■ Short exercise
Give an exact copy of every line, leaving images out.

■ Collected data
§

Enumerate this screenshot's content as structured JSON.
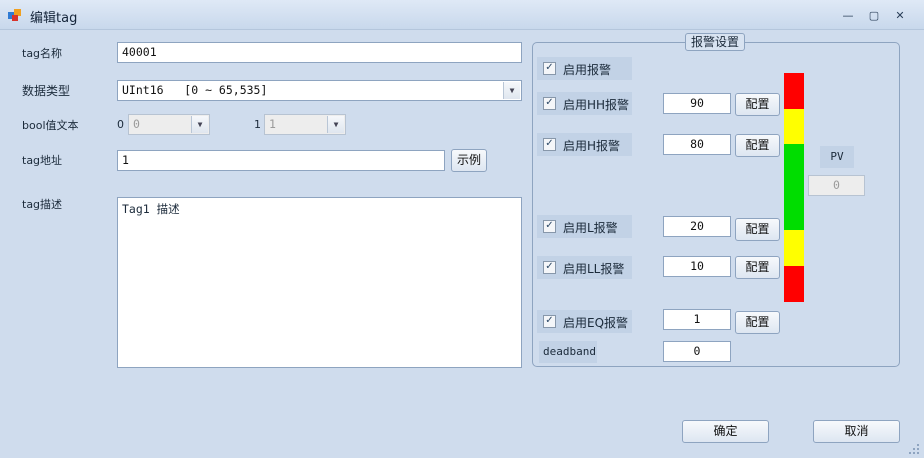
{
  "window": {
    "title": "编辑tag",
    "minimize": "—",
    "restore": "▢",
    "close": "✕"
  },
  "form": {
    "tag_name_label": "tag名称",
    "tag_name_value": "40001",
    "data_type_label": "数据类型",
    "data_type_value": "UInt16   [0 ~ 65,535]",
    "bool_text_label": "bool值文本",
    "bool0_label": "0",
    "bool0_value": "0",
    "bool1_label": "1",
    "bool1_value": "1",
    "tag_addr_label": "tag地址",
    "tag_addr_value": "1",
    "example_button": "示例",
    "tag_desc_label": "tag描述",
    "tag_desc_value": "Tag1 描述"
  },
  "alarm": {
    "legend": "报警设置",
    "rows": [
      {
        "label": "启用报警",
        "checked": "✓"
      },
      {
        "label": "启用HH报警",
        "checked": "✓",
        "value": "90",
        "button": "配置"
      },
      {
        "label": "启用H报警",
        "checked": "✓",
        "value": "80",
        "button": "配置"
      },
      {
        "label": "启用L报警",
        "checked": "✓",
        "value": "20",
        "button": "配置"
      },
      {
        "label": "启用LL报警",
        "checked": "✓",
        "value": "10",
        "button": "配置"
      },
      {
        "label": "启用EQ报警",
        "checked": "✓",
        "value": "1",
        "button": "配置"
      }
    ],
    "deadband_label": "deadband",
    "deadband_value": "0",
    "pv_label": "PV",
    "pv_value": "0",
    "bar_colors": {
      "hh": "#ff0000",
      "h": "#ffff00",
      "normal": "#00dd00",
      "l": "#ffff00",
      "ll": "#ff0000"
    }
  },
  "footer": {
    "ok_button": "确定",
    "cancel_button": "取消"
  }
}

§

■ Task result
Enumerate this screenshot's content as structured JSON.
{
  "window": {
    "title": "编辑tag",
    "minimize": "—",
    "restore": "▢",
    "close": "✕"
  },
  "form": {
    "tag_name_label": "tag名称",
    "tag_name_value": "40001",
    "data_type_label": "数据类型",
    "data_type_value": "UInt16   [0 ~ 65,535]",
    "bool_text_label": "bool值文本",
    "bool0_label": "0",
    "bool0_value": "0",
    "bool1_label": "1",
    "bool1_value": "1",
    "tag_addr_label": "tag地址",
    "tag_addr_value": "1",
    "example_button": "示例",
    "tag_desc_label": "tag描述",
    "tag_desc_value": "Tag1 描述"
  },
  "alarm": {
    "legend": "报警设置",
    "rows": [
      {
        "label": "启用报警",
        "checked": "✓"
      },
      {
        "label": "启用HH报警",
        "checked": "✓",
        "value": "90",
        "button": "配置"
      },
      {
        "label": "启用H报警",
        "checked": "✓",
        "value": "80",
        "button": "配置"
      },
      {
        "label": "启用L报警",
        "checked": "✓",
        "value": "20",
        "button": "配置"
      },
      {
        "label": "启用LL报警",
        "checked": "✓",
        "value": "10",
        "button": "配置"
      },
      {
        "label": "启用EQ报警",
        "checked": "✓",
        "value": "1",
        "button": "配置"
      }
    ],
    "deadband_label": "deadband",
    "deadband_value": "0",
    "pv_label": "PV",
    "pv_value": "0",
    "bar_colors": {
      "hh": "#ff0000",
      "h": "#ffff00",
      "normal": "#00dd00",
      "l": "#ffff00",
      "ll": "#ff0000"
    }
  },
  "footer": {
    "ok_button": "确定",
    "cancel_button": "取消"
  }
}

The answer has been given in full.